# Job
Which lines in the material below contain the word "countries"? Copy each of them.

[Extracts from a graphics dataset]
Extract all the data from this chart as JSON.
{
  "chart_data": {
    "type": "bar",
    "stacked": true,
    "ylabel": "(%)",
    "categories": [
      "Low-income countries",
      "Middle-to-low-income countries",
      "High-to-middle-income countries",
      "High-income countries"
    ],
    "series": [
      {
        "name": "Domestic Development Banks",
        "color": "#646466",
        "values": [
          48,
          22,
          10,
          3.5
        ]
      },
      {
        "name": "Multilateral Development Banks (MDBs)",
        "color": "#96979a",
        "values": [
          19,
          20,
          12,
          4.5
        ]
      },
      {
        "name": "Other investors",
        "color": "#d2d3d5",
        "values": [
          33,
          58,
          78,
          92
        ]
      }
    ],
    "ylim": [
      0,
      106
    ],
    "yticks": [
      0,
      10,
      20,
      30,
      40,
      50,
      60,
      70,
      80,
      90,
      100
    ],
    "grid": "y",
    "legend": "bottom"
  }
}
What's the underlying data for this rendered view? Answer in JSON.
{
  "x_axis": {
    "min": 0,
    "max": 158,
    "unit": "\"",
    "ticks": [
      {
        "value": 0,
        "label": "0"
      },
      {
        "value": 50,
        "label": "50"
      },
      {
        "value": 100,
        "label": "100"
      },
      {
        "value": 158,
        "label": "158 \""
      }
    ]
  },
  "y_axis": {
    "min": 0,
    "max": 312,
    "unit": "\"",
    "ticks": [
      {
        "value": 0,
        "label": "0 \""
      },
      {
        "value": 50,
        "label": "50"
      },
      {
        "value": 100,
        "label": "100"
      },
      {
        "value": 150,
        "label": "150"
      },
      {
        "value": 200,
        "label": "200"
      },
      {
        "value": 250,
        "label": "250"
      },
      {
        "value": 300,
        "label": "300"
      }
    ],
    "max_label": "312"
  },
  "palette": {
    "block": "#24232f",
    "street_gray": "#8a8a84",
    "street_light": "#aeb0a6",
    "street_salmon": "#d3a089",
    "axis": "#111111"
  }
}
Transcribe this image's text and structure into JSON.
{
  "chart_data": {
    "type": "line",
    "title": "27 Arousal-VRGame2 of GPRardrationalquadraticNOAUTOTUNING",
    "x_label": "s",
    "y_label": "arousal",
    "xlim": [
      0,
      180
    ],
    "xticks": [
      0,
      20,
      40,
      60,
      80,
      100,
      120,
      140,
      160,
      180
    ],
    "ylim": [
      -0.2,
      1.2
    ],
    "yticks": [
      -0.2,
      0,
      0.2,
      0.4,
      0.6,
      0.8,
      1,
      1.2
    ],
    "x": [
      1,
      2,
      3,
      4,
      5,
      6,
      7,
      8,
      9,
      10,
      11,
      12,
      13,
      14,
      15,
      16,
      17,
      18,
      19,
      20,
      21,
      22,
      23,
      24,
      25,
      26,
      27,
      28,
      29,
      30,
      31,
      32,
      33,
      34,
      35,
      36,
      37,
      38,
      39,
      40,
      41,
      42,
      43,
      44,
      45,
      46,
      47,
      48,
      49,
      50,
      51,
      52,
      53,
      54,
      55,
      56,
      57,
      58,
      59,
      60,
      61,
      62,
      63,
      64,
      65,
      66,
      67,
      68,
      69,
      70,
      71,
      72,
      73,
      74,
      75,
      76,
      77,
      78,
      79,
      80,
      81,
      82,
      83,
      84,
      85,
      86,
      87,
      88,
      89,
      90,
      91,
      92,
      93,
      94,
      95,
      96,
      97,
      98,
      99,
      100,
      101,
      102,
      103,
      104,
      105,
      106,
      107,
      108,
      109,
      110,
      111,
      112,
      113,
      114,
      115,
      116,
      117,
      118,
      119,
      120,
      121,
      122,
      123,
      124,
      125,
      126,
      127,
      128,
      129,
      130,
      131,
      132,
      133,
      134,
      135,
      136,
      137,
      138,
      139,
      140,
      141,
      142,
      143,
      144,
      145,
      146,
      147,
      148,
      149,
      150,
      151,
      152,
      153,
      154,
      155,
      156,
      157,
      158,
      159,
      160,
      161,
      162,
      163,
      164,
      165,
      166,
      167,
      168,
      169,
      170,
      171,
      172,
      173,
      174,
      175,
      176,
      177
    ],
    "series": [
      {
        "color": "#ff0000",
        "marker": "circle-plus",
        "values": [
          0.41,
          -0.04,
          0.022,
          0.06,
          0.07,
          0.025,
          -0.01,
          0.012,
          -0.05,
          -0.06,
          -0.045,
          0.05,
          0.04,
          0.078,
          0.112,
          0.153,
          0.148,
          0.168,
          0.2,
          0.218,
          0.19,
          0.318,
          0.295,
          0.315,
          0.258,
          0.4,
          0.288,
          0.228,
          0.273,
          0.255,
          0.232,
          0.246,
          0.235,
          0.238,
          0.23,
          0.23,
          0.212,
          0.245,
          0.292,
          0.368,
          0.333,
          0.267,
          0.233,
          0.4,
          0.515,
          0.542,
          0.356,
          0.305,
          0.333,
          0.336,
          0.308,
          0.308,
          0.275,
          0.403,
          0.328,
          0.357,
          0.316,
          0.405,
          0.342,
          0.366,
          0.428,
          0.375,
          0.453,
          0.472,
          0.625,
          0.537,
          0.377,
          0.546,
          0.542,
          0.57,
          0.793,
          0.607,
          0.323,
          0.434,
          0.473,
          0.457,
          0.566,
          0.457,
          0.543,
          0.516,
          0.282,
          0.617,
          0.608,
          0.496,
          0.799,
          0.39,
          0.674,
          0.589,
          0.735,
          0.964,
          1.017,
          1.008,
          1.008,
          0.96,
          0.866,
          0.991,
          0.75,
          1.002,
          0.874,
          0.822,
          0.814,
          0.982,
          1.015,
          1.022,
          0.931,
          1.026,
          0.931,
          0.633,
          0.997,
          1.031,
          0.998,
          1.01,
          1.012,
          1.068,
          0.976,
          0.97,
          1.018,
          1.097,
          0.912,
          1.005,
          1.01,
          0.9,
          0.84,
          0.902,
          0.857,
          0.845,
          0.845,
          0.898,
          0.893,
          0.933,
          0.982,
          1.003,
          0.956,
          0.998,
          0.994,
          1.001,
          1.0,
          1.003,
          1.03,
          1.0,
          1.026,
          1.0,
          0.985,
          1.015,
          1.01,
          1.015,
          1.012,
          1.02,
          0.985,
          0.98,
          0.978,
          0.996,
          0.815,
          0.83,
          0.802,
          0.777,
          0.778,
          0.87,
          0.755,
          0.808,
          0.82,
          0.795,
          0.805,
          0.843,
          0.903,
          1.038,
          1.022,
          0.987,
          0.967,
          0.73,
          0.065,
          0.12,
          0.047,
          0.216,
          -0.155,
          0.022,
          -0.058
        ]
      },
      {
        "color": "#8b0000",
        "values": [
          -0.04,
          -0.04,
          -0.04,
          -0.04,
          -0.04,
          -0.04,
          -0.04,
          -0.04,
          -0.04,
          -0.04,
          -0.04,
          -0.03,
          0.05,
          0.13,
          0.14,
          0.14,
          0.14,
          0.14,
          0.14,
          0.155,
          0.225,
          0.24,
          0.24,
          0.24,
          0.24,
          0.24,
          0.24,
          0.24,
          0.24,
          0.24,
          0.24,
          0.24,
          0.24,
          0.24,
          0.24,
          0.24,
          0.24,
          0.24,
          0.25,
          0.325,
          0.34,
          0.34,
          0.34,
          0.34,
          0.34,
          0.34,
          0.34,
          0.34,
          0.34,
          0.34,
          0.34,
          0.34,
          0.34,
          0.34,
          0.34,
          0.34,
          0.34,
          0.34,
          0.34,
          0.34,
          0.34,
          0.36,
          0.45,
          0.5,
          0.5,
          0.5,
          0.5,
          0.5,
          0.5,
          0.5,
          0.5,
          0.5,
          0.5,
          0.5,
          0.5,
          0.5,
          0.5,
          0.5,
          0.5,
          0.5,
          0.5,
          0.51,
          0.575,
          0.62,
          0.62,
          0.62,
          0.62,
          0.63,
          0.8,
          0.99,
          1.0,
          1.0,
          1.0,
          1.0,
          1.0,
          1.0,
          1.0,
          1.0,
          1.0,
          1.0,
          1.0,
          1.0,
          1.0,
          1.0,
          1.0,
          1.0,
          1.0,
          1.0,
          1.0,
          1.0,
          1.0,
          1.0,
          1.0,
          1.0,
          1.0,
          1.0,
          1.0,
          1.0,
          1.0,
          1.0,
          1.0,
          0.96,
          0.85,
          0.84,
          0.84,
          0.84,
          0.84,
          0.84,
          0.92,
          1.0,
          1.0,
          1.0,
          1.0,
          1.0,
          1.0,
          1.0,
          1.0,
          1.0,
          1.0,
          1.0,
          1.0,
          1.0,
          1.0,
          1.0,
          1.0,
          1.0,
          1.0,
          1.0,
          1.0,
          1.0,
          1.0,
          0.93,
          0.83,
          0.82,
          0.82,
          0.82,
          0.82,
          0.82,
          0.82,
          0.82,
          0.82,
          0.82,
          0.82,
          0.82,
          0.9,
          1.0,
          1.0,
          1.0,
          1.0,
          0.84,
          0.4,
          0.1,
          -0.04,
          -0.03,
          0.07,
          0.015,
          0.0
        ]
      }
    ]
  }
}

# Correct result
      "Low-income countries",
      "Middle-to-low-income countries",
      "High-to-middle-income countries",
      "High-income countries"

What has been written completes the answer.